About this exercise: Retrieve each line that contains the word "magnify" from the entries below.

Supplied material:

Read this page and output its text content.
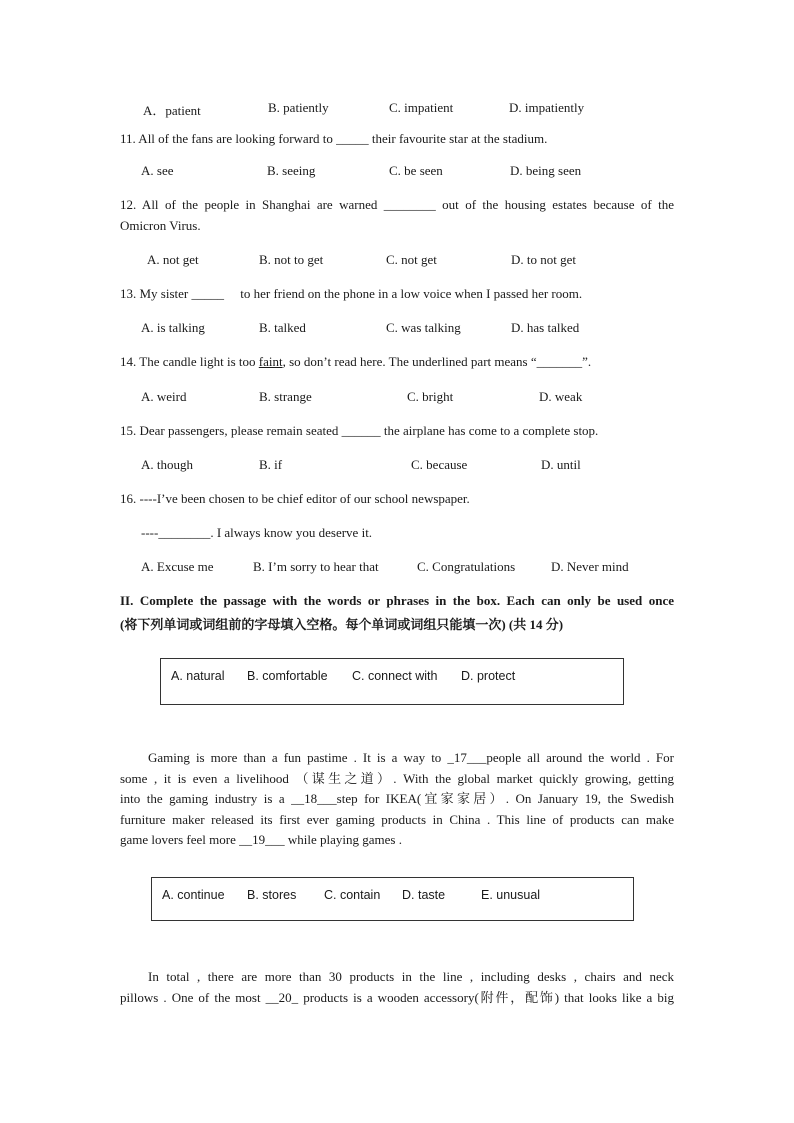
A．patient	B. patiently	C. impatient	D. impatiently
11. All of the fans are looking forward to _____ their favourite star at the stadium.
A. see	B. seeing	C. be seen	D. being seen
12. All of the people in Shanghai are warned ________ out of the housing estates because of the
Omicron Virus.
A. not get	B. not to get	C. not get	D. to not get
13. My sister _____     to her friend on the phone in a low voice when I passed her room.
A. is talking	B. talked	C. was talking	D. has talked
14. The candle light is too faint, so don’t read here. The underlined part means “_______”.
A. weird	B. strange	C. bright	D. weak
15. Dear passengers, please remain seated ______ the airplane has come to a complete stop.
A. though	B. if	C. because	D. until
16. ----I’ve been chosen to be chief editor of our school newspaper.
----________. I always know you deserve it.
A. Excuse me	B. I’m sorry to hear that	C. Congratulations	D. Never mind
II. Complete the passage with the words or phrases in the box. Each can only be used once
(将下列单词或词组前的字母填入空格。每个单词或词组只能填一次) (共 14 分)
A. natural B. comfortable C. connect with D. protect
Gaming is more than a fun pastime . It is a way to _17___people all around the world . For
some , it is even a livelihood （谋生之道）. With the global market quickly growing, getting
into the gaming industry is a __18___step for IKEA(宜家家居）. On January 19, the Swedish
furniture maker released its first ever gaming products in China . This line of products can make
game lovers feel more __19___ while playing games .
A. continue B. stores C. contain D. taste	E. unusual
In total , there are more than 30 products in the line , including desks , chairs and neck
pillows . One of the most __20_ products is a wooden accessory(附件，配饰) that looks like a big
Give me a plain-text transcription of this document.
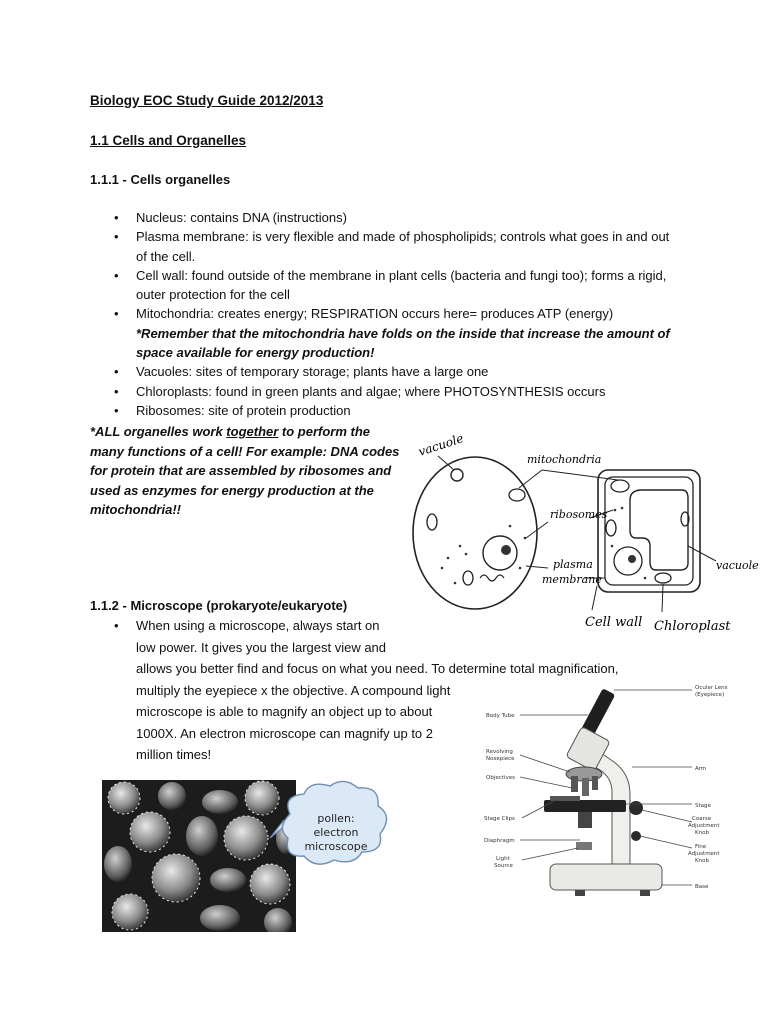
Biology EOC Study Guide 2012/2013
1.1 Cells and Organelles
1.1.1 - Cells organelles
• Nucleus: contains DNA (instructions)
• Plasma membrane: is very flexible and made of phospholipids; controls what goes in and out of the cell.
• Cell wall: found outside of the membrane in plant cells (bacteria and fungi too); forms a rigid, outer protection for the cell
• Mitochondria: creates energy; RESPIRATION occurs here= produces ATP (energy)
*Remember that the mitochondria have folds on the inside that increase the amount of space available for energy production!
• Vacuoles: sites of temporary storage; plants have a large one
• Chloroplasts: found in green plants and algae; where PHOTOSYNTHESIS occurs
• Ribosomes: site of protein production
*ALL organelles work together to perform the many functions of a cell! For example: DNA codes for protein that are assembled by ribosomes and used as enzymes for energy production at the mitochondria!!
vacuole
mitochondria
ribosomes
plasma
membrane
Cell wall Chloroplast
vacuole
1.1.2 - Microscope (prokaryote/eukaryote)
• When using a microscope, always start on
low power. It gives you the largest view and
allows you better find and focus on what you need. To determine total magnification,
multiply the eyepiece x the objective. A compound light
microscope is able to magnify an object up to about
1000X. An electron microscope can magnify up to 2
million times!
pollen:
electron
microscope
Ocular Lens
(Eyepiece)
Body Tube
Revolving
Nosepiece
Objectives
Arm
Stage
Stage Clips	Coarse
Adjustment
Knob
Diaphragm
Fine
Adjustment
Knob
Light
Source
Base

Answer to this problem:
microscope is able to magnify an object up to about
1000X. An electron microscope can magnify up to 2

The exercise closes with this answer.